# [Data section]
☆ ☆ ☆

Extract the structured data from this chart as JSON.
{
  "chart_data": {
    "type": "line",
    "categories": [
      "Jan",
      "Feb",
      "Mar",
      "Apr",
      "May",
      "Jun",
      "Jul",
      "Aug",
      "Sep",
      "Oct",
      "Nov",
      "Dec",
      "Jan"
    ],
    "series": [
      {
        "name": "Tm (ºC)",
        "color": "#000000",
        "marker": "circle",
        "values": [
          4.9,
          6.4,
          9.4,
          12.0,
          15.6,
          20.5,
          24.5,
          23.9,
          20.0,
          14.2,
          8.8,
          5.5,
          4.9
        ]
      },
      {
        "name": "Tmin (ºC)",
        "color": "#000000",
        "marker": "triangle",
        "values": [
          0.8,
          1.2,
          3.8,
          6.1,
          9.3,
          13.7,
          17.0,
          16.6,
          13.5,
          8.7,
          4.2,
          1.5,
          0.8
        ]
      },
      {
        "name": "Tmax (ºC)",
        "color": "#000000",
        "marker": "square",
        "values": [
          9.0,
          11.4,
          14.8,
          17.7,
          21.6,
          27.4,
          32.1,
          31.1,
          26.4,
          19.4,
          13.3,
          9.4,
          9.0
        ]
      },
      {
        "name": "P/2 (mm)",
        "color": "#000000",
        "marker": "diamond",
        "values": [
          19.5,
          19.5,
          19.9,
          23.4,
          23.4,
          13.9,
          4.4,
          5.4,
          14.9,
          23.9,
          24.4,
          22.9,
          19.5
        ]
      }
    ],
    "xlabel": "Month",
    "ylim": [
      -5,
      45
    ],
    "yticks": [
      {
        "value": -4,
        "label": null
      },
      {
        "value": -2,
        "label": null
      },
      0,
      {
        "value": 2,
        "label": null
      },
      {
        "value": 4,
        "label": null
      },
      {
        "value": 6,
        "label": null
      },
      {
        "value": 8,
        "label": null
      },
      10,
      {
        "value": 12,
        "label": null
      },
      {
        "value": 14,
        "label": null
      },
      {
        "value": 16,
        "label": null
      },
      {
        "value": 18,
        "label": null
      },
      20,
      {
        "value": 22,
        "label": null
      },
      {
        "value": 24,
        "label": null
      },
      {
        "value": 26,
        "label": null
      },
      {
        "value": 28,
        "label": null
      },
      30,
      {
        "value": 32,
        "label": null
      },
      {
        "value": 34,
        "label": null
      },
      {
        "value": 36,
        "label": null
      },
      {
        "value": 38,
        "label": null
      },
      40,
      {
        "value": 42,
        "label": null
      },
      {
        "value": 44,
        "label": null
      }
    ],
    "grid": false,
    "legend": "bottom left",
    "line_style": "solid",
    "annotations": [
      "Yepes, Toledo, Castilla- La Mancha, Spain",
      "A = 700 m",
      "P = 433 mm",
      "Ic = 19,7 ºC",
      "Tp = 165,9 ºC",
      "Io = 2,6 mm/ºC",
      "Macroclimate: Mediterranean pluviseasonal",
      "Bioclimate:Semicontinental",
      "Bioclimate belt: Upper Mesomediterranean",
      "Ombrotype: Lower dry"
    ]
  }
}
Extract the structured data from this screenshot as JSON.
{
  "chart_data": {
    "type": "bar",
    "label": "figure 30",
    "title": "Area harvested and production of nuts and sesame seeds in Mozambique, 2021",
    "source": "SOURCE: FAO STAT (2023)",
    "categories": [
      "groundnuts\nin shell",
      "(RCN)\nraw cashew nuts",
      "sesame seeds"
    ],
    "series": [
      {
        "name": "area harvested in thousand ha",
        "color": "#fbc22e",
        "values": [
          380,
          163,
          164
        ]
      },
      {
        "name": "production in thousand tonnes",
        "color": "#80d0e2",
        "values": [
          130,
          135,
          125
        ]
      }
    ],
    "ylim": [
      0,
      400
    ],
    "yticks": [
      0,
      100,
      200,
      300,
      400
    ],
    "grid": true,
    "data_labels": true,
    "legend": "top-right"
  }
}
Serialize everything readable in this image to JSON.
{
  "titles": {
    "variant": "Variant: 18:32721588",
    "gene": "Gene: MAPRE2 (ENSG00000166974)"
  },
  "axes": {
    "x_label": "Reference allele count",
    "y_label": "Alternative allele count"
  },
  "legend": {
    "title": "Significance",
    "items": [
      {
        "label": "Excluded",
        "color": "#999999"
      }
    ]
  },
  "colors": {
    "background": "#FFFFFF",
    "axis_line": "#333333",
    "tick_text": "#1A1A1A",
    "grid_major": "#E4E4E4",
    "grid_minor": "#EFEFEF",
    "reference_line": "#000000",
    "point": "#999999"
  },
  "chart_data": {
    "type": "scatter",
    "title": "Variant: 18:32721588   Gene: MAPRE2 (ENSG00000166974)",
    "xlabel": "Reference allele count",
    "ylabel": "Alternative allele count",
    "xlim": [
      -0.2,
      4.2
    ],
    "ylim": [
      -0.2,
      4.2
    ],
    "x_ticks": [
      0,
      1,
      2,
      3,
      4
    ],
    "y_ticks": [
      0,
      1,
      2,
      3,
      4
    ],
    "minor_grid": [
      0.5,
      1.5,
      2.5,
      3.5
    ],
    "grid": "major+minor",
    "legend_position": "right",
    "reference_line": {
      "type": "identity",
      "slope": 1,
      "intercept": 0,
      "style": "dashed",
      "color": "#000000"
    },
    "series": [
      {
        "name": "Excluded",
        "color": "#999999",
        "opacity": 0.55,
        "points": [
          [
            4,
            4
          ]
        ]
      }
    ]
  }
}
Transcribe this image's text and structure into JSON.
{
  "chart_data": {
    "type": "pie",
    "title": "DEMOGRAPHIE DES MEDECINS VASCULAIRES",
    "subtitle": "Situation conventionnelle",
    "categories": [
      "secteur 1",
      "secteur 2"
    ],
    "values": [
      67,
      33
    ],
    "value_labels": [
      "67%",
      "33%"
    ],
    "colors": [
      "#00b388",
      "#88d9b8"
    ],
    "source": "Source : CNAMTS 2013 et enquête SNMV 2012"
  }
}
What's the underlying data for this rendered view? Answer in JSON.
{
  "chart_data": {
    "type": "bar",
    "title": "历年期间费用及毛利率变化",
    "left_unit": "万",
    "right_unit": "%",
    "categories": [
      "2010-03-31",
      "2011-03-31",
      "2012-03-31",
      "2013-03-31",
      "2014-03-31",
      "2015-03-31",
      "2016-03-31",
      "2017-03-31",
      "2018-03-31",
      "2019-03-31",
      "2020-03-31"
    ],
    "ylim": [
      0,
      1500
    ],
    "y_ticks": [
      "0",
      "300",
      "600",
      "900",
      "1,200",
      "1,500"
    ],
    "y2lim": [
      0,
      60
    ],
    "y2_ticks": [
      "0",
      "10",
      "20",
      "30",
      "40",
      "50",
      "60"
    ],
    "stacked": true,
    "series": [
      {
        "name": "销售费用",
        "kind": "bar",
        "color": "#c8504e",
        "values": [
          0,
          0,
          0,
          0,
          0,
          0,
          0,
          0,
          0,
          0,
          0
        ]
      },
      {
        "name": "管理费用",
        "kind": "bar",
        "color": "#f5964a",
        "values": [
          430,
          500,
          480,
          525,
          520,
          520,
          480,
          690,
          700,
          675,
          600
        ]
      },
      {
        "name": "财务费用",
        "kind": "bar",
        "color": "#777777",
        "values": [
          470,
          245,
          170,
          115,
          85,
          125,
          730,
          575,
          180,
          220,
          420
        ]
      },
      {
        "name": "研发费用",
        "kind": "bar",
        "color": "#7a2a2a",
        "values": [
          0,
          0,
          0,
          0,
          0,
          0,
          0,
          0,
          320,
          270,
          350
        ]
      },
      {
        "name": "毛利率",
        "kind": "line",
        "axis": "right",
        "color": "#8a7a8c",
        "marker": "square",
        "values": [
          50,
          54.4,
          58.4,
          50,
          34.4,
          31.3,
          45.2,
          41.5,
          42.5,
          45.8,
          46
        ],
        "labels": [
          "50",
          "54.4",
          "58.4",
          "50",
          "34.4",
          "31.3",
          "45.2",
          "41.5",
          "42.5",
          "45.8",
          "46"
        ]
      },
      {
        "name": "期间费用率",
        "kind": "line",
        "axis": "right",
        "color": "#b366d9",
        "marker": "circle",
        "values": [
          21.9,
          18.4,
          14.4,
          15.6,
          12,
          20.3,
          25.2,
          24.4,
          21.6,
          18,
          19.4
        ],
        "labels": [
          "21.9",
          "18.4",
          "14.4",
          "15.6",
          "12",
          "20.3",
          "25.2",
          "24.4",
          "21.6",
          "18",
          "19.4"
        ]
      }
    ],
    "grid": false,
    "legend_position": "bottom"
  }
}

☆ ☆ ☆

# [Task directions]
Find how many lines in the material hold the word "xlabel" and state that number alone.

# [Result below]
2